### TASK
Find the lines below that contain the string "Still". Copy each one.

[Dataset rows]

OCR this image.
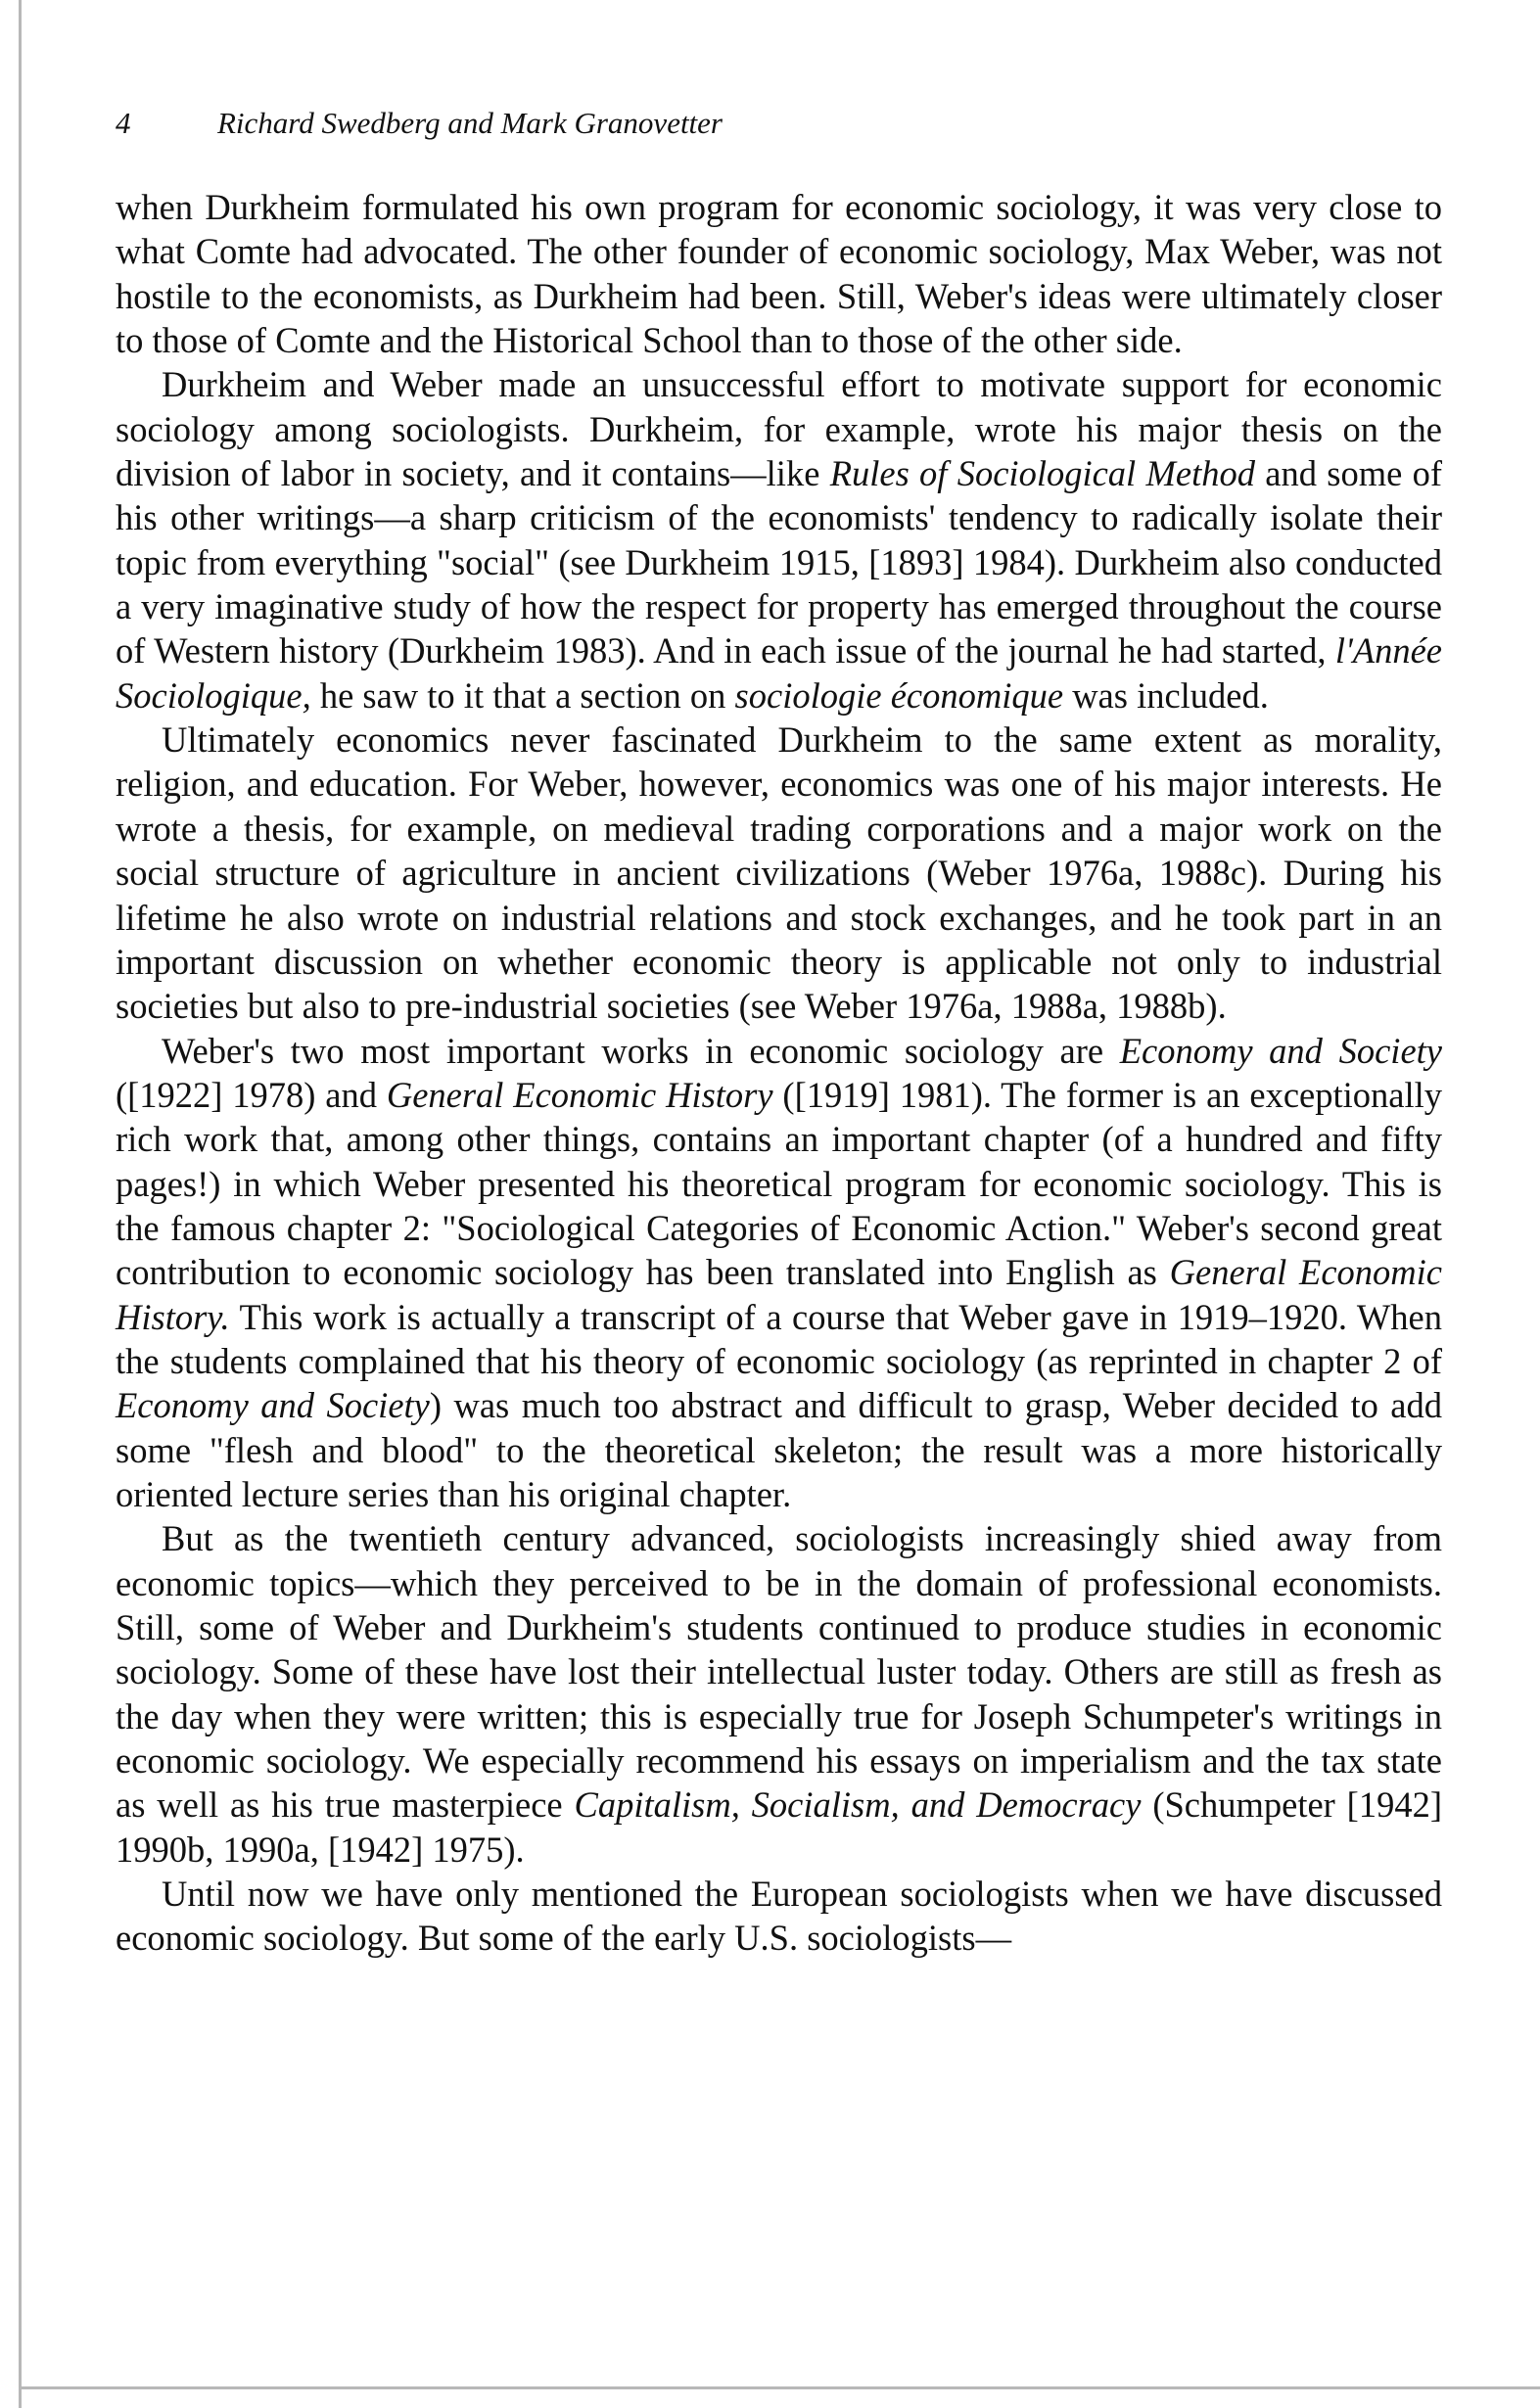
4	Richard Swedberg and Mark Granovetter

when Durkheim formulated his own program for economic sociology, it was very close to what Comte had advocated. The other founder of economic sociology, Max Weber, was not hostile to the economists, as Durkheim had been. Still, Weber's ideas were ultimately closer to those of Comte and the Historical School than to those of the other side.

Durkheim and Weber made an unsuccessful effort to motivate support for economic sociology among sociologists. Durkheim, for example, wrote his major thesis on the division of labor in society, and it contains—like Rules of Sociological Method and some of his other writings—a sharp criticism of the economists' tendency to radically isolate their topic from everything "social" (see Durkheim 1915, [1893] 1984). Durkheim also conducted a very imaginative study of how the respect for property has emerged throughout the course of Western history (Durkheim 1983). And in each issue of the journal he had started, l'Année Sociologique, he saw to it that a section on sociologie économique was included.

Ultimately economics never fascinated Durkheim to the same extent as morality, religion, and education. For Weber, however, economics was one of his major interests. He wrote a thesis, for example, on medieval trading corporations and a major work on the social structure of agriculture in ancient civilizations (Weber 1976a, 1988c). During his lifetime he also wrote on industrial relations and stock exchanges, and he took part in an important discussion on whether economic theory is applicable not only to industrial societies but also to pre-industrial societies (see Weber 1976a, 1988a, 1988b).

Weber's two most important works in economic sociology are Economy and Society ([1922] 1978) and General Economic History ([1919] 1981). The former is an exceptionally rich work that, among other things, contains an important chapter (of a hundred and fifty pages!) in which Weber presented his theoretical program for economic sociology. This is the famous chapter 2: "Sociological Categories of Economic Action." Weber's second great contribution to economic sociology has been translated into English as General Economic History. This work is actually a transcript of a course that Weber gave in 1919–1920. When the students complained that his theory of economic sociology (as reprinted in chapter 2 of Economy and Society) was much too abstract and difficult to grasp, Weber decided to add some "flesh and blood" to the theoretical skeleton; the result was a more historically oriented lecture series than his original chapter.

But as the twentieth century advanced, sociologists increasingly shied away from economic topics—which they perceived to be in the domain of professional economists. Still, some of Weber and Durkheim's students continued to produce studies in economic sociology. Some of these have lost their intellectual luster today. Others are still as fresh as the day when they were written; this is especially true for Joseph Schumpeter's writings in economic sociology. We especially recommend his essays on imperialism and the tax state as well as his true masterpiece Capitalism, Socialism, and Democracy (Schumpeter [1942] 1990b, 1990a, [1942] 1975).

Until now we have only mentioned the European sociologists when we have discussed economic sociology. But some of the early U.S. sociologists—
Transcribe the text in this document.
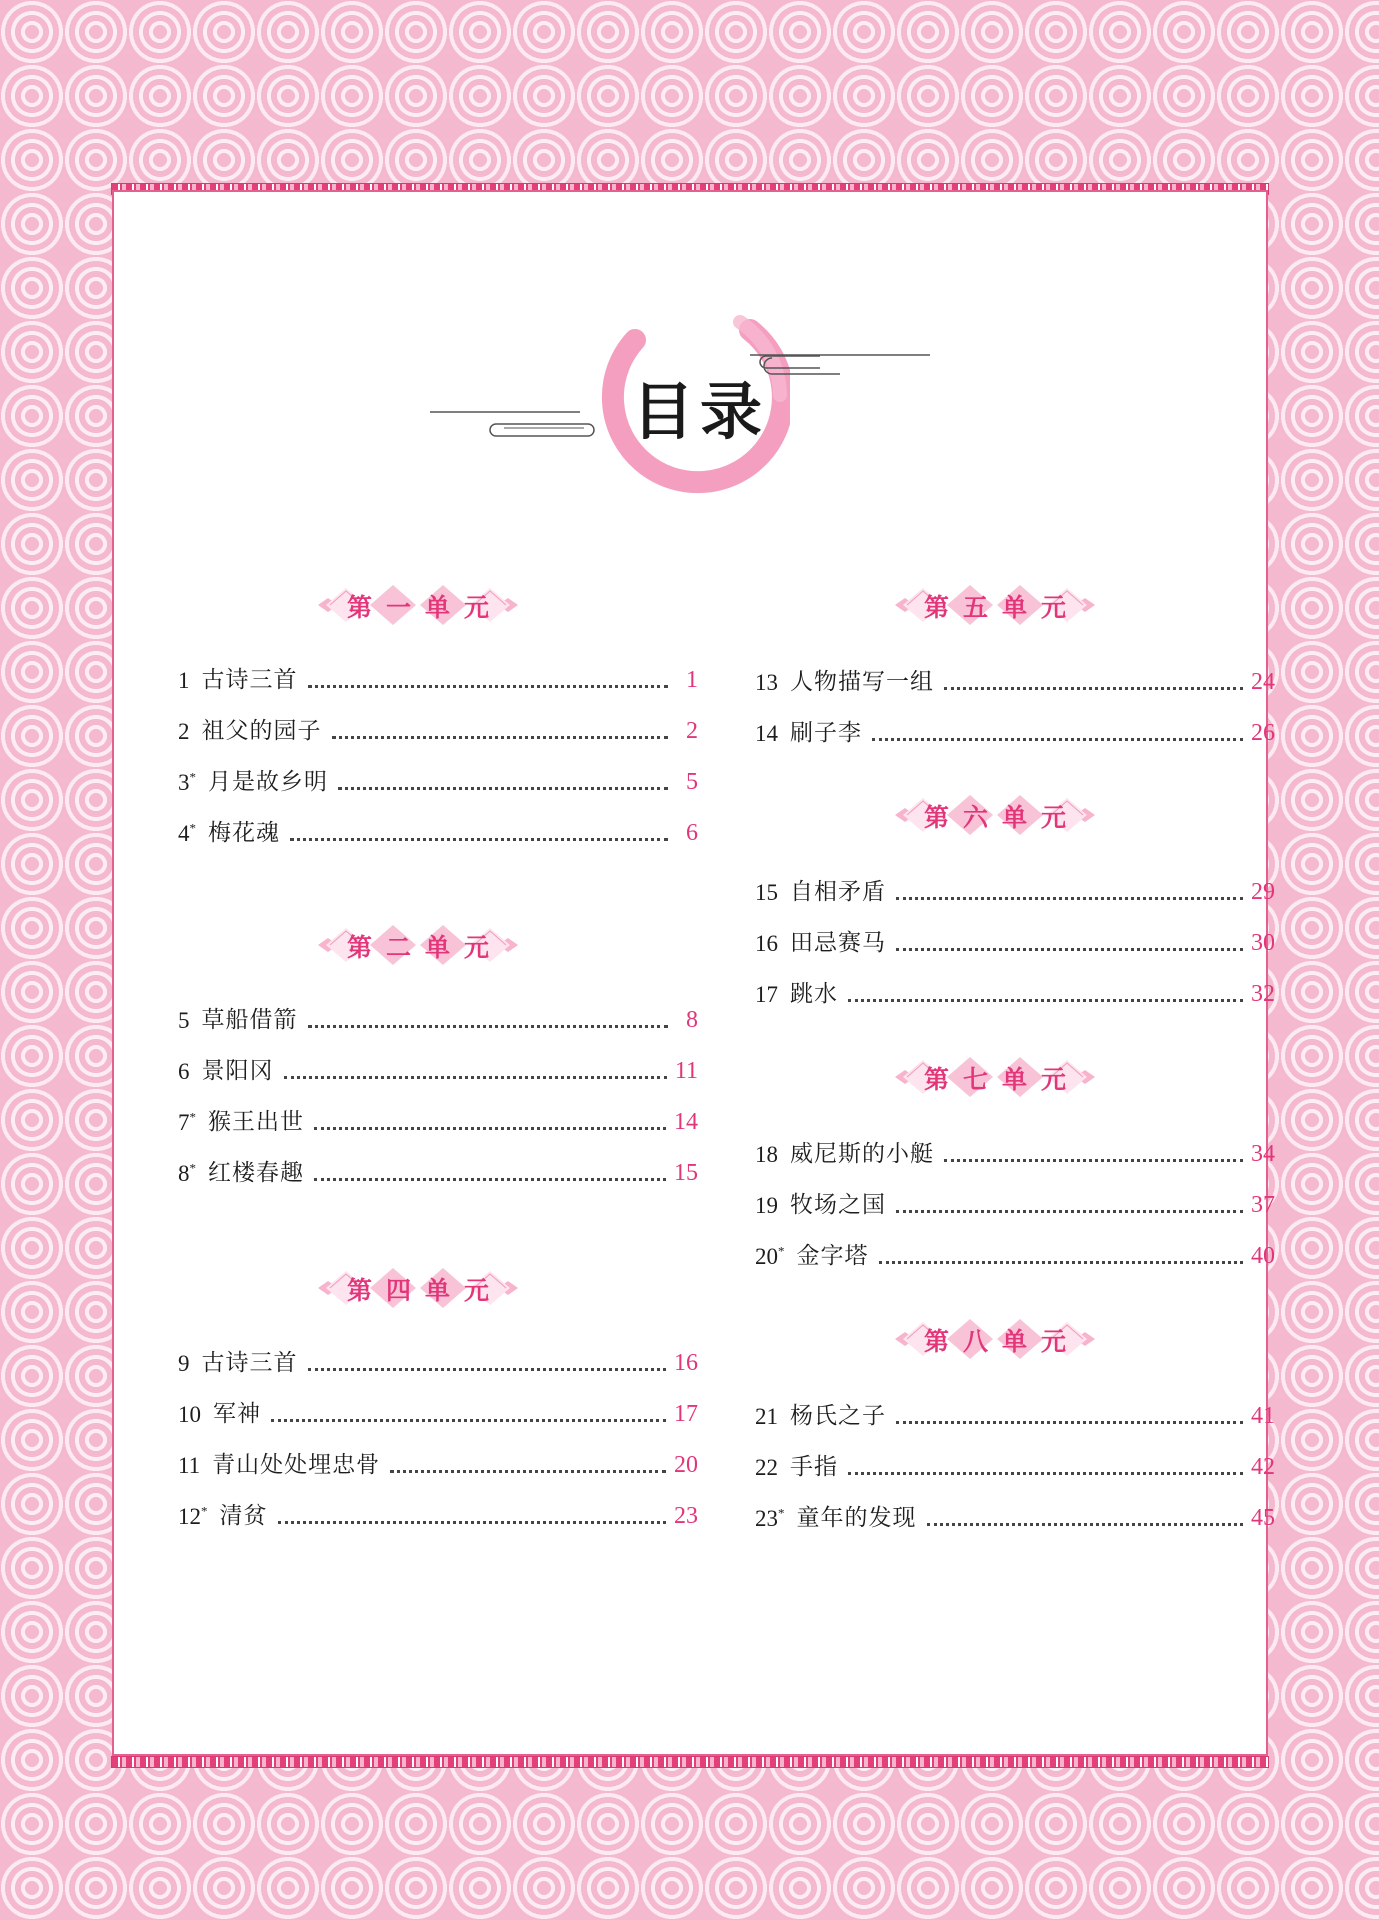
目录
第一单元
1 古诗三首	1
2 祖父的园子	2
3* 月是故乡明	5
4* 梅花魂	6
第二单元
5 草船借箭	8
6 景阳冈	11
7* 猴王出世	14
8* 红楼春趣	15
第四单元
9 古诗三首	16
10 军神	17
11 青山处处埋忠骨	20
12* 清贫	23
第五单元
13 人物描写一组	24
14 刷子李	26
第六单元
15 自相矛盾	29
16 田忌赛马	30
17 跳水	32
第七单元
18 威尼斯的小艇	34
19 牧场之国	37
20* 金字塔	40
第八单元
21 杨氏之子	41
22 手指	42
23* 童年的发现	45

### PROBLEM SOLUTION
when Durkheim formulated his own program for economic sociology, it was very close to what Comte had advocated. The other founder of economic sociology, Max Weber, was not hostile to the economists, as Durkheim had been. Still, Weber's ideas were ultimately closer to those of Comte and the Historical School than to those of the other side.
But as the twentieth century advanced, sociologists increasingly shied away from economic topics—which they perceived to be in the domain of professional economists. Still, some of Weber and Durkheim's students continued to produce studies in economic sociology. Some of these have lost their intellectual luster today. Others are still as fresh as the day when they were written; this is especially true for Joseph Schumpeter's writings in economic sociology. We especially recommend his essays on imperialism and the tax state as well as his true masterpiece Capitalism, Socialism, and Democracy (Schumpeter [1942] 1990b, 1990a, [1942] 1975).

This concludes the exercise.